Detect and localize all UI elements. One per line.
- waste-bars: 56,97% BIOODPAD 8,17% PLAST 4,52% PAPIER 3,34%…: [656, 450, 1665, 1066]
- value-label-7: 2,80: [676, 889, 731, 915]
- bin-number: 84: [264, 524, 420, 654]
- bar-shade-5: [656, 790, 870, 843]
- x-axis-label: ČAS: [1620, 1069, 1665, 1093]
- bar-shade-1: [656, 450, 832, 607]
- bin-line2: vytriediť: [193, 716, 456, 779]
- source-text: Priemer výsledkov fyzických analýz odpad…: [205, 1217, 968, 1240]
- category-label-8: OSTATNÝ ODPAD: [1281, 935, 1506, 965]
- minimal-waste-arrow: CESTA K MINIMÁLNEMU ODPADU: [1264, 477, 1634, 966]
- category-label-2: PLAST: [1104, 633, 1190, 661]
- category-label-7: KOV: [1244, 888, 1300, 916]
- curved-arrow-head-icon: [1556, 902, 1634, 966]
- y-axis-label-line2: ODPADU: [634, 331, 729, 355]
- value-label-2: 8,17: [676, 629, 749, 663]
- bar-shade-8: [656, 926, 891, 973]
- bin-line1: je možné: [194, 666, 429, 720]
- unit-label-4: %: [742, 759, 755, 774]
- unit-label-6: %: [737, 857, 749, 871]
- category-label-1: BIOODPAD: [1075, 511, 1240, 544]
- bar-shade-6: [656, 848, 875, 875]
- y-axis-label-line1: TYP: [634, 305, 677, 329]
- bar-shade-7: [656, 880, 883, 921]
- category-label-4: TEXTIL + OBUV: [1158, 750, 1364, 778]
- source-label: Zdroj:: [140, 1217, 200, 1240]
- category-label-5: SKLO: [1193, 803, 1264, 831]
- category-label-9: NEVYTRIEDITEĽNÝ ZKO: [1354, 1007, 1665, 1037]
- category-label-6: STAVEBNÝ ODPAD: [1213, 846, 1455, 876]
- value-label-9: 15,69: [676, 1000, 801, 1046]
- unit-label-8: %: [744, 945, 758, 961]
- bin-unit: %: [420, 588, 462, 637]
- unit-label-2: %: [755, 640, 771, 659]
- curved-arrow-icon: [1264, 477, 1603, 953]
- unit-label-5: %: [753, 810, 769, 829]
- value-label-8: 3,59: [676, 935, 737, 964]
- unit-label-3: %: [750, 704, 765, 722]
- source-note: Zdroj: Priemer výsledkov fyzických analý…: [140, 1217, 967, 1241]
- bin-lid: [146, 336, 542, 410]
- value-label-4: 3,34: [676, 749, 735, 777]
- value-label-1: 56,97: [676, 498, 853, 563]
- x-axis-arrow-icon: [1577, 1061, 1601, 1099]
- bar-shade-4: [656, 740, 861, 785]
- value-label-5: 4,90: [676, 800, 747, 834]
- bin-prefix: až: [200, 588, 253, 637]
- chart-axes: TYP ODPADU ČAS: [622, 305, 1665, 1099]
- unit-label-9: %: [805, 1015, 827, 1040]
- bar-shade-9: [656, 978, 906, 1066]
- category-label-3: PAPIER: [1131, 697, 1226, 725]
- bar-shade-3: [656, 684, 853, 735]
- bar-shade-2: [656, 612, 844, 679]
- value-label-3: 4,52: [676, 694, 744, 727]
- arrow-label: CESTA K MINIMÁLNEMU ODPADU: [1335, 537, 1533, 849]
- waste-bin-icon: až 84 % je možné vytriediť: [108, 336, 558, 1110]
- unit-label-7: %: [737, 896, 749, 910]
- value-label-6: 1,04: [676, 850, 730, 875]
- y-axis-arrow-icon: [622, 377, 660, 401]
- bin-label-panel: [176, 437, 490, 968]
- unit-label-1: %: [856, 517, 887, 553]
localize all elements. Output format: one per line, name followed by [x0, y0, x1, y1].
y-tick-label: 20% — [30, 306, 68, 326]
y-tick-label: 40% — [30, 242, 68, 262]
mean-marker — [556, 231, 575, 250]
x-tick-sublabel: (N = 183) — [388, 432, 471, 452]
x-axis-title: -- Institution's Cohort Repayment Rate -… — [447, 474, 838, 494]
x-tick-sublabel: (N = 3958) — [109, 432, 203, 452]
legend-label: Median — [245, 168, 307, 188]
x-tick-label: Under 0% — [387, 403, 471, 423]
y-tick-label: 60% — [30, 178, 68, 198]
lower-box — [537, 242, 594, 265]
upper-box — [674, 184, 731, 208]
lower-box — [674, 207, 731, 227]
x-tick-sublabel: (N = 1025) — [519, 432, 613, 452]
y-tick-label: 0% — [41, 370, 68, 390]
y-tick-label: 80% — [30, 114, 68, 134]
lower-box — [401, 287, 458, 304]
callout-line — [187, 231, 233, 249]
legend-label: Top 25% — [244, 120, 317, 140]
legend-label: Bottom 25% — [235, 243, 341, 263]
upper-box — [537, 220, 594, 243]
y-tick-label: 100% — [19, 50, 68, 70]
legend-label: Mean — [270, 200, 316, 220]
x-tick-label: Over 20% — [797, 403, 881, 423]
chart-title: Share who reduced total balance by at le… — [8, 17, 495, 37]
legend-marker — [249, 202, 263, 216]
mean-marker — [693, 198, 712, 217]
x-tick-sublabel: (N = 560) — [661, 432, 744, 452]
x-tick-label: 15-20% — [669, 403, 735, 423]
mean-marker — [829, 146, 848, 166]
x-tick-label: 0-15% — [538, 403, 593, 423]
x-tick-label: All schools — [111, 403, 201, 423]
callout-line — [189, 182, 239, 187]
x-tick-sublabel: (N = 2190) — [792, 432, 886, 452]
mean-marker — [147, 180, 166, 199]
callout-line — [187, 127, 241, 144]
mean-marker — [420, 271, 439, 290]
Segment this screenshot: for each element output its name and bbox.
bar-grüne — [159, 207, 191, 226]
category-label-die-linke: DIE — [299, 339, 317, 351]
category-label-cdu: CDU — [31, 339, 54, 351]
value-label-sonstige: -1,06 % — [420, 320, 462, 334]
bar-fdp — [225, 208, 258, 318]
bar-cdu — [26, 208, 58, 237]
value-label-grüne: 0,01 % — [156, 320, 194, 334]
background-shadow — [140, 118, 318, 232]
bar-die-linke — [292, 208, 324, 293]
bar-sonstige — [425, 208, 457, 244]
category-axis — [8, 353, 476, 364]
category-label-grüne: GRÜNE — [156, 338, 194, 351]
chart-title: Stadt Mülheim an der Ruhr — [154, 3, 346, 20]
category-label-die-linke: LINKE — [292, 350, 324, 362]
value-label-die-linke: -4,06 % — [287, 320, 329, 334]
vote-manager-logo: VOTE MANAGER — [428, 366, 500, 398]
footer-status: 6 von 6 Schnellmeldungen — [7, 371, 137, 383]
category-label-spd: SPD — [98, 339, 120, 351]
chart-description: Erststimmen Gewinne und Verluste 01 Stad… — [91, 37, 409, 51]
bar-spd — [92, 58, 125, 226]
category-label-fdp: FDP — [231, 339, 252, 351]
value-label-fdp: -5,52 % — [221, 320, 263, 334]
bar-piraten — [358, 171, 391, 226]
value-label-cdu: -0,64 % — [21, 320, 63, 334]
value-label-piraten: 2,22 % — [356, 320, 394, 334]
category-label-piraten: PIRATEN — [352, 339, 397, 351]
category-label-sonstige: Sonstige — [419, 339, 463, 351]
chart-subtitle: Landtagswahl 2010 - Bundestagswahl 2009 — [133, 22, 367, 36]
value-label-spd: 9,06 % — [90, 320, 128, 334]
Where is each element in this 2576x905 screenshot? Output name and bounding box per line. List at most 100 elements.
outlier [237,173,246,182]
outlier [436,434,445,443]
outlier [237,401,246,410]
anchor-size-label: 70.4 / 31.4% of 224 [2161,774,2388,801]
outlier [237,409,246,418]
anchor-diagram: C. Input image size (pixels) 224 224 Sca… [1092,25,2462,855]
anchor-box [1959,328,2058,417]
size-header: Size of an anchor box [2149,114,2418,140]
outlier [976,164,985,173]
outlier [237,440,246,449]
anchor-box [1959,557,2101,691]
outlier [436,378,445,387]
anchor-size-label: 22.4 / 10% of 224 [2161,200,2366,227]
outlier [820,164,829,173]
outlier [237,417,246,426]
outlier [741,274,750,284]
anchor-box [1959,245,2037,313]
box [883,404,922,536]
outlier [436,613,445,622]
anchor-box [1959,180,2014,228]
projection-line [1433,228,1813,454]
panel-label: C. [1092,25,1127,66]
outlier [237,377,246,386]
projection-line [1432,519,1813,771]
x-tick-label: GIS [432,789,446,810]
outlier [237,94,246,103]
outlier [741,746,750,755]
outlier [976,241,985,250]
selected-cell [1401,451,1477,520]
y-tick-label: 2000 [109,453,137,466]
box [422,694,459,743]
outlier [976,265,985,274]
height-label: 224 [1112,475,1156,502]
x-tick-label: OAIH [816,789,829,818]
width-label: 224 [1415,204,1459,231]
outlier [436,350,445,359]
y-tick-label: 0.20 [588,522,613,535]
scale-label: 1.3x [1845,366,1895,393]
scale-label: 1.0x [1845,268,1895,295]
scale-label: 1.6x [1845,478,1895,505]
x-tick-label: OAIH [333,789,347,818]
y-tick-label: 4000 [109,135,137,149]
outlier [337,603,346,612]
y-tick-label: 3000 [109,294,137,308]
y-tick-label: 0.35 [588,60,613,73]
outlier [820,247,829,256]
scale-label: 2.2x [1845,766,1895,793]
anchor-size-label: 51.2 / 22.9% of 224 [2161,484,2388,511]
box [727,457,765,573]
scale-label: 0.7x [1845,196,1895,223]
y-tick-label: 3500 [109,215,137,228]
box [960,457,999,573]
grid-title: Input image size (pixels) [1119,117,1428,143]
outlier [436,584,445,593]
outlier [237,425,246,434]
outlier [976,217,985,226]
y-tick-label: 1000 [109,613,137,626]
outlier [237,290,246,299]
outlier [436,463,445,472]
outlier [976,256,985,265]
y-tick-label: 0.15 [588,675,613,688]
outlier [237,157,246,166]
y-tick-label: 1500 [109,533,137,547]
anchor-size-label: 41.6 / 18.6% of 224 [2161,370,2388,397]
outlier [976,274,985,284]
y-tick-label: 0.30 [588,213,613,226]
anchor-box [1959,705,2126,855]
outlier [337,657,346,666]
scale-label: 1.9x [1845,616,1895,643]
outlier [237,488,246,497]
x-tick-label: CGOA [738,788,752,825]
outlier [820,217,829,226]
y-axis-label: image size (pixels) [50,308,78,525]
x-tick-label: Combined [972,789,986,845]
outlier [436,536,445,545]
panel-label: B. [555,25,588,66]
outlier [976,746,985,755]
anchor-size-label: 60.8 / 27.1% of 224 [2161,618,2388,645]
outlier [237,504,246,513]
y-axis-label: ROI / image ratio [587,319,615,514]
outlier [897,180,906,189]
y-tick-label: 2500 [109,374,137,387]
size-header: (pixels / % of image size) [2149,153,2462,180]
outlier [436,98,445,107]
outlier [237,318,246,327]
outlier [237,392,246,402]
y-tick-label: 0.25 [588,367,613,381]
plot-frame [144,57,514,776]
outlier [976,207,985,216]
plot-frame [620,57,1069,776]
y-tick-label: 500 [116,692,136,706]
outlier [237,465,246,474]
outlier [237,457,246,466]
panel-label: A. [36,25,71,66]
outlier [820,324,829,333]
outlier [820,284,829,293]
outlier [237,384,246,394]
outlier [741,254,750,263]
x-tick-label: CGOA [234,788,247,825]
____
**Given exercise**: Swap "bar-shade" for "bar-fill" in the listing, starting at its first line and ending at the line that contains "- unit-label-8: %: [744, 945, 758, 961]", and give only those lines with nothing else changed.

**Solution for this problem**:
Detect and localize all UI elements. One per line.
- waste-bars: 56,97% BIOODPAD 8,17% PLAST 4,52% PAPIER 3,34%…: [656, 450, 1665, 1066]
- value-label-7: 2,80: [676, 889, 731, 915]
- bin-number: 84: [264, 524, 420, 654]
- bar-fill-5: [656, 790, 870, 843]
- x-axis-label: ČAS: [1620, 1069, 1665, 1093]
- bar-fill-1: [656, 450, 832, 607]
- bin-line2: vytriediť: [193, 716, 456, 779]
- source-text: Priemer výsledkov fyzických analýz odpad…: [205, 1217, 968, 1240]
- category-label-8: OSTATNÝ ODPAD: [1281, 935, 1506, 965]
- minimal-waste-arrow: CESTA K MINIMÁLNEMU ODPADU: [1264, 477, 1634, 966]
- category-label-2: PLAST: [1104, 633, 1190, 661]
- category-label-7: KOV: [1244, 888, 1300, 916]
- curved-arrow-head-icon: [1556, 902, 1634, 966]
- y-axis-label-line2: ODPADU: [634, 331, 729, 355]
- value-label-2: 8,17: [676, 629, 749, 663]
- bar-fill-8: [656, 926, 891, 973]
- bin-line1: je možné: [194, 666, 429, 720]
- unit-label-4: %: [742, 759, 755, 774]
- unit-label-6: %: [737, 857, 749, 871]
- category-label-1: BIOODPAD: [1075, 511, 1240, 544]
- bar-fill-6: [656, 848, 875, 875]
- y-axis-label-line1: TYP: [634, 305, 677, 329]
- bar-fill-7: [656, 880, 883, 921]
- category-label-4: TEXTIL + OBUV: [1158, 750, 1364, 778]
- source-label: Zdroj:: [140, 1217, 200, 1240]
- category-label-5: SKLO: [1193, 803, 1264, 831]
- category-label-9: NEVYTRIEDITEĽNÝ ZKO: [1354, 1007, 1665, 1037]
- category-label-6: STAVEBNÝ ODPAD: [1213, 846, 1455, 876]
- value-label-9: 15,69: [676, 1000, 801, 1046]
- unit-label-8: %: [744, 945, 758, 961]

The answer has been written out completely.